TEXTO PARA LEITURA —

# # # # # # #


   Sem um exame minucioso esse trecho aparenta uma razoável contradição; seria impossível a Jesus ter cumprido esse sinal, caso ele tivesse morrido realmente na sexta e ressuscitado no Domingo. No entanto, vamos aos detalhes nas narrativas dos Evangelhos:

  • Primeiro ponto:
  O calendário lunar dos hebreus era, e ainda é, diferente do calendário gregoriano.  A data da Páscoa possui uma regra ligada ao dia da saída do povo no Egito. De acordo com as instruções bíblicas, a Páscoa (Pessach) deveria ser comemorada em 14 de Nissan, o primeiro mês do calendário judaico (Ex 12.18). Todos os anos os judeus comemoram essa festividade exatamente no dia estipulado por Adonai, o que não corresponde aos dias do ano do nosso calendário. 

   Por acaso a preparação da Páscoa judaica em 2022 será realizada numa sexta-feira, dia 15 de Abril do  calendário gregoriano; no calendário judaico eles estarão no dia 14 de Nissan do ano 5782. E o Sábado de Páscoa judaico,15 de Nissan, cairá no Sábado do calendário gregoriano. No entanto, em 2021, a preparação caiu no dia 27 de Março, num sábado; e, o Sábado de Páscoa caiu no domingo.

# # # # # # #

Dados coletados —

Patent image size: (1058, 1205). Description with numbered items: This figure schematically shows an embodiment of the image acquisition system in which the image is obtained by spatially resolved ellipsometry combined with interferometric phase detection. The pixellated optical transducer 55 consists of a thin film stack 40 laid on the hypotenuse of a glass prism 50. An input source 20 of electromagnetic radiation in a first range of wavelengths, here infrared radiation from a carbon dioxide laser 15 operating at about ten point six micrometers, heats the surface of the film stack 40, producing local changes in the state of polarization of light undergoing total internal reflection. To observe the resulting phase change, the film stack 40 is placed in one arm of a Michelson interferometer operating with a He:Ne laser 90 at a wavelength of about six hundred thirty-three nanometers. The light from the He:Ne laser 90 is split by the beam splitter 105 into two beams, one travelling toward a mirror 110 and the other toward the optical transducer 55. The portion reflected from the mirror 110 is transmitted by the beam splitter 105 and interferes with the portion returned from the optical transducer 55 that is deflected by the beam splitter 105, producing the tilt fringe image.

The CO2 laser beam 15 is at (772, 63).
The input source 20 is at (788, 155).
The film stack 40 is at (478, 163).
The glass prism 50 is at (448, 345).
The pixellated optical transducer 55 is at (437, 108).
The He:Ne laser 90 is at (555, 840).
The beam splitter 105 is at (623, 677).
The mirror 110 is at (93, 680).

# # # # # # #

TAREFAS A CUMPRIR —
a) Reproduza o trecho do texto sobre a data da Páscoa judaica que vai de "Por acaso a" até "caiu no domingo.", sem alterar nada.
b) Prossiga com o texto sobre a data da Páscoa judaica a partir da última frase apresentada.

RESPOSTAS POR TAREFA —
a)
Por acaso a preparação da Páscoa judaica em 2022 será realizada numa sexta-feira, dia 15 de Abril do  calendário gregoriano; no calendário judaico eles estarão no dia 14 de Nissan do ano 5782. E o Sábado de Páscoa judaico,15 de Nissan, cairá no Sábado do calendário gregoriano. No entanto, em 2021, a preparação caiu no dia 27 de Março, num sábado; e, o Sábado de Páscoa caiu no domingo.

b)
   Outro fator importante no calendário judaico é que o dia inicia com o pôr-do-sol. Porque para os judeus conta o momento em que a luz do dia se vai, então o dia termina. Sendo assim, os dias começam por volta das 18hrs, diferente dos nossos dias que iniciam após a meia-noite.

  Essa é uma informação indispensável para compreender o que estava acontecendo na ótica e na cultura judaica, na qual nasceu e viveu Jesus.

  • Segundo ponto
    Dito isto, passemos ao "dia da Preparação". Conforme os relatos de Lucas 23.52-54 e Marcos 15.42-43, Jesus morreu no dia da preparação, antes do sábado de Páscoa, pois era um feriado no qual não seria possível fazer o sepultamento.

   "E quando já era tarde, porquanto era o dia da preparação, isto é, a véspera de sábado. Chegou José de Arimateia, senador honrado [membro ilustre do Sinédrio], que também esperava o Reino de Deus, apresentou-se corajosamente a Pilatos e pediu-lhe o corpo de Jesus."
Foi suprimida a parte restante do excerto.